Exercise inputs:
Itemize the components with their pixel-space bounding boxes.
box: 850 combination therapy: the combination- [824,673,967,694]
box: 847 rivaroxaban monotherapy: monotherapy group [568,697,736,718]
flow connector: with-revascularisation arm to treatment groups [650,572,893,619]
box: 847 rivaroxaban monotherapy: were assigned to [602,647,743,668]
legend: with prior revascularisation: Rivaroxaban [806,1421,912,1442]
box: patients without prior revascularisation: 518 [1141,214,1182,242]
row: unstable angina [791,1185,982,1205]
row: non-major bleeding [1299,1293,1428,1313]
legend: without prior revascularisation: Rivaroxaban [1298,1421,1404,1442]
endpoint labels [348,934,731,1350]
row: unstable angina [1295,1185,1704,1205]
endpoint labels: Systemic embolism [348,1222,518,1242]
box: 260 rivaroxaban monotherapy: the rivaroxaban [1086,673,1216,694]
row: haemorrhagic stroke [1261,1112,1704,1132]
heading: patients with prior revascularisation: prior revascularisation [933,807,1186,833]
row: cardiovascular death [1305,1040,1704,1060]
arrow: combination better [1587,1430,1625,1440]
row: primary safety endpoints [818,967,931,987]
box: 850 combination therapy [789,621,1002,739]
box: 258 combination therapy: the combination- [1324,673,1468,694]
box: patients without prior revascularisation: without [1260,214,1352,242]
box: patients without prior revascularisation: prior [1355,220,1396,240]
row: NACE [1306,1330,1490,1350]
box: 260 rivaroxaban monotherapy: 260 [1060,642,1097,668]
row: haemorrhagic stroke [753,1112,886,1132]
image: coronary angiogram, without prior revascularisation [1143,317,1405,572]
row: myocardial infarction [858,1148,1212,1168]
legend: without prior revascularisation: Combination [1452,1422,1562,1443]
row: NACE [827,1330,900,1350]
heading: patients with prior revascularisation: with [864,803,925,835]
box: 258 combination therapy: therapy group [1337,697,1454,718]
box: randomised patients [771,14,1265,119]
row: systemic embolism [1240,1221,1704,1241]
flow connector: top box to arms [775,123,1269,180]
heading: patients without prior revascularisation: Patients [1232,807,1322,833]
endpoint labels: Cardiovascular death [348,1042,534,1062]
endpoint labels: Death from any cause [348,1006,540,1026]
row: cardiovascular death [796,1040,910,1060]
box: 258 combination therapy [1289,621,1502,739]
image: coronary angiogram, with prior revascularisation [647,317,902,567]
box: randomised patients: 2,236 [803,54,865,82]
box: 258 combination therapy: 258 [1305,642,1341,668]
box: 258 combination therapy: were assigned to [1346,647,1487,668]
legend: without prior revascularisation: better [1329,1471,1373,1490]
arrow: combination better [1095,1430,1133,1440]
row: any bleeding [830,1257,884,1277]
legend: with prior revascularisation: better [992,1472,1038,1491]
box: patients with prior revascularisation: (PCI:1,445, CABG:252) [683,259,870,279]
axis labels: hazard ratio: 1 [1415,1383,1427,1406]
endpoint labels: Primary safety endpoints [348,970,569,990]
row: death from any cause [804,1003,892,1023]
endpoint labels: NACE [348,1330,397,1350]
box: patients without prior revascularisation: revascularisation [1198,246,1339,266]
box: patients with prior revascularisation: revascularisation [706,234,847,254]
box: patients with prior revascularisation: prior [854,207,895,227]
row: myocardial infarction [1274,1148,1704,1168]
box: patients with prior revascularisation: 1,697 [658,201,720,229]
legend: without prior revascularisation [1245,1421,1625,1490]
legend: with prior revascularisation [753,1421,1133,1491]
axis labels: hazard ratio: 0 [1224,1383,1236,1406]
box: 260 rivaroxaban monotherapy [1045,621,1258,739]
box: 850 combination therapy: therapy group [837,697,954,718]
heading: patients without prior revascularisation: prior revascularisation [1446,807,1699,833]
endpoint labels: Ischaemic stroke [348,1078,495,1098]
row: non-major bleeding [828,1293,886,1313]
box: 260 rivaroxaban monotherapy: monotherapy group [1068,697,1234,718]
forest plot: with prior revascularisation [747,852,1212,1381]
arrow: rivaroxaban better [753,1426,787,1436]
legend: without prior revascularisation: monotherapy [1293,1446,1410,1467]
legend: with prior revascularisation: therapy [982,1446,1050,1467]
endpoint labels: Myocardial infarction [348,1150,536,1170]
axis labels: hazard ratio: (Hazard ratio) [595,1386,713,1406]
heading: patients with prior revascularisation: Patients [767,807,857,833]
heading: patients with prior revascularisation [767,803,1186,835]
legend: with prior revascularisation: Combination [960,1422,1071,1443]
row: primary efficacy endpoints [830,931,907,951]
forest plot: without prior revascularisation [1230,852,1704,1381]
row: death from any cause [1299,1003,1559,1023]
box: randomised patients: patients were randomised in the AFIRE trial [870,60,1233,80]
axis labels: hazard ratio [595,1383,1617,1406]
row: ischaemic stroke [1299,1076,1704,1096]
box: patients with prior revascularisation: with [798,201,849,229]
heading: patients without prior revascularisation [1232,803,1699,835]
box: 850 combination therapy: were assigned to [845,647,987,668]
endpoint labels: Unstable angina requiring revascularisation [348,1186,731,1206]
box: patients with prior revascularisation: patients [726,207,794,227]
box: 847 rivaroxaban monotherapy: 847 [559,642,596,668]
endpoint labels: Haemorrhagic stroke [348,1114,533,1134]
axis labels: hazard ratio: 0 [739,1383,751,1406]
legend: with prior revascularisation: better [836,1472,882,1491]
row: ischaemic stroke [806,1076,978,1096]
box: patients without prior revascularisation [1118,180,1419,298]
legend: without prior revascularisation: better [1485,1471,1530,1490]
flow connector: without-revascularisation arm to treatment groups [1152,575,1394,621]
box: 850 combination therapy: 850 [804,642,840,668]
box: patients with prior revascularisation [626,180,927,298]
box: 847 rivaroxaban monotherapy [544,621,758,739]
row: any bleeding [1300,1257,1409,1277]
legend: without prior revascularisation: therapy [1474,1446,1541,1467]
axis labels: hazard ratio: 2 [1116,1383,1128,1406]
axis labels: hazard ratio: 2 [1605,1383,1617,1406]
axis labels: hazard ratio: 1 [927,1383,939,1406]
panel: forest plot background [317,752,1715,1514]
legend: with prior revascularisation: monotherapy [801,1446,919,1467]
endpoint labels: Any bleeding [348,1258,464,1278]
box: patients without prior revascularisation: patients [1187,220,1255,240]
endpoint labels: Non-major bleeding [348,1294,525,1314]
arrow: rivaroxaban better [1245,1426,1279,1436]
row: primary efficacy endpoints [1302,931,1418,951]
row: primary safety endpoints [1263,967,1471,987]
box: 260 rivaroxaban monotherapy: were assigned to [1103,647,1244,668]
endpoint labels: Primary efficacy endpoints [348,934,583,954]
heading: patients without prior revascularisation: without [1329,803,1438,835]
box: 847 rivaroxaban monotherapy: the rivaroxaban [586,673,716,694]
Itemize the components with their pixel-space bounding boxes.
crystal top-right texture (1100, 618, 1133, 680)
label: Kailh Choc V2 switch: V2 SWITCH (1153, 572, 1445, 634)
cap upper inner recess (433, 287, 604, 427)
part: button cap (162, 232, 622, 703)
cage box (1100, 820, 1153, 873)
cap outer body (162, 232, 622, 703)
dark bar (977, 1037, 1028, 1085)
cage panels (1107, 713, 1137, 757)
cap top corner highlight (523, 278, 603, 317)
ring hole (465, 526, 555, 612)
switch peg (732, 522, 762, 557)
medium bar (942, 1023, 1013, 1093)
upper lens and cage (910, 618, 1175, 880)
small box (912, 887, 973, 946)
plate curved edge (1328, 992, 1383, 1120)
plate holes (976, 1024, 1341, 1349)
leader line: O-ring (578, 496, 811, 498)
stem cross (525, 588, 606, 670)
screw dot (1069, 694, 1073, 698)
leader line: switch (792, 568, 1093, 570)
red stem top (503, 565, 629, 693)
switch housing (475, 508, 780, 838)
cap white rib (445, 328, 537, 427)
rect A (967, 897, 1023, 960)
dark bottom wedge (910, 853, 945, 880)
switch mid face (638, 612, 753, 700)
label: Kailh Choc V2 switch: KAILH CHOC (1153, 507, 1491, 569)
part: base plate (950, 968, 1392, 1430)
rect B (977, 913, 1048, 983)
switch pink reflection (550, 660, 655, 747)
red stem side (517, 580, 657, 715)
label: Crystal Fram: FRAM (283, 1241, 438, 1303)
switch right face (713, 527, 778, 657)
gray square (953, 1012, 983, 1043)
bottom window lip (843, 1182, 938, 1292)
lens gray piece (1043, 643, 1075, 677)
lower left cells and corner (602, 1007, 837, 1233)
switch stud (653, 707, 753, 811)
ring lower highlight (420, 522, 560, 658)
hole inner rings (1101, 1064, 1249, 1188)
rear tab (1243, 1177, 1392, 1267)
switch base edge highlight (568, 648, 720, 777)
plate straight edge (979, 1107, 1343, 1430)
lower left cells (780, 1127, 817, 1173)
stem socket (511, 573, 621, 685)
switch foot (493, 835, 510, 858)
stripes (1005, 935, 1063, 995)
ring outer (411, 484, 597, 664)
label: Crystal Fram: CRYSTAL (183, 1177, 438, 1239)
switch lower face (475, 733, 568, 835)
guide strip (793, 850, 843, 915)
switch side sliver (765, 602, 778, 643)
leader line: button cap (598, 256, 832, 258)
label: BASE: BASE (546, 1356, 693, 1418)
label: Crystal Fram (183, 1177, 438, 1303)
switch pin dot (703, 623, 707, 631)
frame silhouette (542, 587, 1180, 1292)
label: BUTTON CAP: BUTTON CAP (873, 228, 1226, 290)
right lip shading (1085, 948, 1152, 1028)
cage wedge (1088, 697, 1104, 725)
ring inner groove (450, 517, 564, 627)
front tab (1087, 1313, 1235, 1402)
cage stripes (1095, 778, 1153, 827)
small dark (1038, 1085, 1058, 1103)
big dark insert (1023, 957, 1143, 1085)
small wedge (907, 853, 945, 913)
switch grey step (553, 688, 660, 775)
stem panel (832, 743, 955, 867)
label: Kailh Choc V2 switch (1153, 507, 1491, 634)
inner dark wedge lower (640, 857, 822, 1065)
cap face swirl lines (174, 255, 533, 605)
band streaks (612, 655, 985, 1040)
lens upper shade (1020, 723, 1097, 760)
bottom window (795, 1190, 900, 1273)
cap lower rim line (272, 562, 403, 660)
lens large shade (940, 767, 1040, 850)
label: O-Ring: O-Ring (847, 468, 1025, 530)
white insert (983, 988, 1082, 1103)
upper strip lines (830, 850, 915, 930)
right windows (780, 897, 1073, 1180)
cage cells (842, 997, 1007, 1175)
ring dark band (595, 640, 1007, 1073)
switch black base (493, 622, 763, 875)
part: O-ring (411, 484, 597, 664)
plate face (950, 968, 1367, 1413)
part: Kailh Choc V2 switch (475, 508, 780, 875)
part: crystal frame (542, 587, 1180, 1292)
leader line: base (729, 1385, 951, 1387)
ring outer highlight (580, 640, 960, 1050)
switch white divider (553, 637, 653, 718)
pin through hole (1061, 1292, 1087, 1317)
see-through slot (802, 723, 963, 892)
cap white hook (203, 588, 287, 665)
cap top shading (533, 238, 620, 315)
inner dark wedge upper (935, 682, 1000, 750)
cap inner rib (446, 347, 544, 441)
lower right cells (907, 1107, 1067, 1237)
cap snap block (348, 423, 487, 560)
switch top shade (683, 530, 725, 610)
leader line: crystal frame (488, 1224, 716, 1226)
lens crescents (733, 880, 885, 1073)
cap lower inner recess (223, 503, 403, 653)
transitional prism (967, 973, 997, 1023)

What is expected:
Show every line from the entries that includes the word "assigned".

Response:
box: 847 rivaroxaban monotherapy: were assigned to [602,647,743,668]
box: 258 combination therapy: were assigned to [1346,647,1487,668]
box: 850 combination therapy: were assigned to [845,647,987,668]
box: 260 rivaroxaban monotherapy: were assigned to [1103,647,1244,668]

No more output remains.